◆ **Goal**
Transcribe each line of the material as it is, and drop any picture.

◆ **Supplied records**
--- START ---

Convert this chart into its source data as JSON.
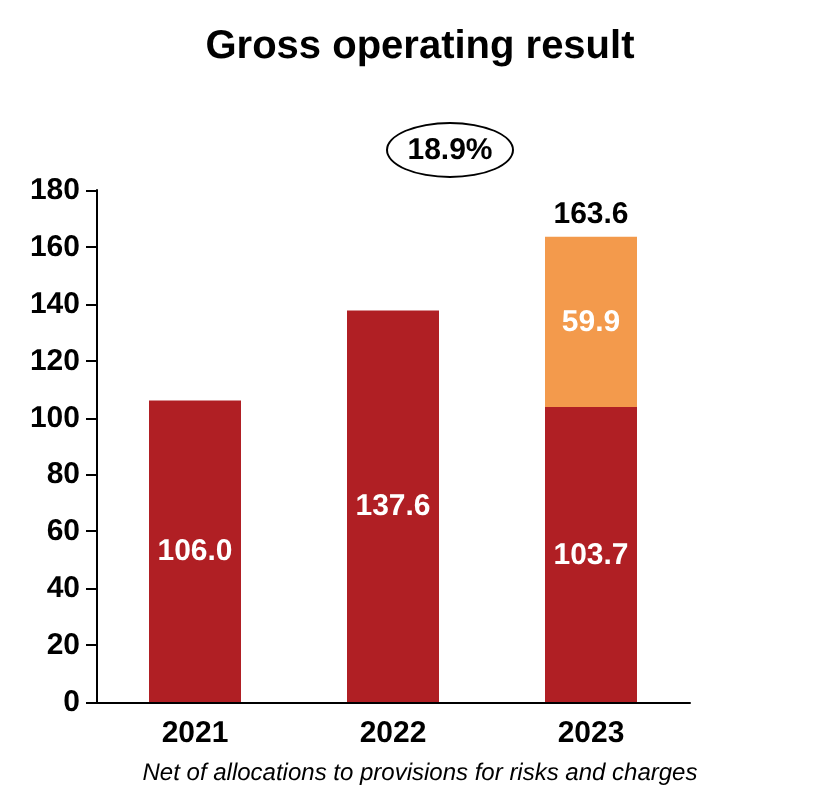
{
  "chart_data": {
    "type": "bar",
    "title": "Gross operating result",
    "categories": [
      "2021",
      "2022",
      "2023"
    ],
    "series": [
      {
        "color": "#b01f24",
        "values": [
          106.0,
          137.6,
          103.7
        ],
        "value_labels": [
          "106.0",
          "137.6",
          "103.7"
        ]
      },
      {
        "color": "#f39a4c",
        "values": [
          null,
          null,
          59.9
        ],
        "value_labels": [
          null,
          null,
          "59.9"
        ]
      }
    ],
    "stacked": true,
    "totals": [
      null,
      null,
      "163.6"
    ],
    "ylim": [
      0,
      180
    ],
    "yticks": [
      0,
      20,
      40,
      60,
      80,
      100,
      120,
      140,
      160,
      180
    ],
    "grid": false,
    "annotations": [
      "18.9%",
      "Net of allocations to provisions for risks and charges"
    ]
  }
}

--- END ---

◆ **Task solution**
Convert this chart into its source data as JSON.
{
  "chart_data": {
    "type": "bar",
    "title": "Gross operating result",
    "categories": [
      "2021",
      "2022",
      "2023"
    ],
    "series": [
      {
        "color": "#b01f24",
        "values": [
          106.0,
          137.6,
          103.7
        ],
        "value_labels": [
          "106.0",
          "137.6",
          "103.7"
        ]
      },
      {
        "color": "#f39a4c",
        "values": [
          null,
          null,
          59.9
        ],
        "value_labels": [
          null,
          null,
          "59.9"
        ]
      }
    ],
    "stacked": true,
    "totals": [
      null,
      null,
      "163.6"
    ],
    "ylim": [
      0,
      180
    ],
    "yticks": [
      0,
      20,
      40,
      60,
      80,
      100,
      120,
      140,
      160,
      180
    ],
    "grid": false,
    "annotations": [
      "18.9%",
      "Net of allocations to provisions for risks and charges"
    ]
  }
}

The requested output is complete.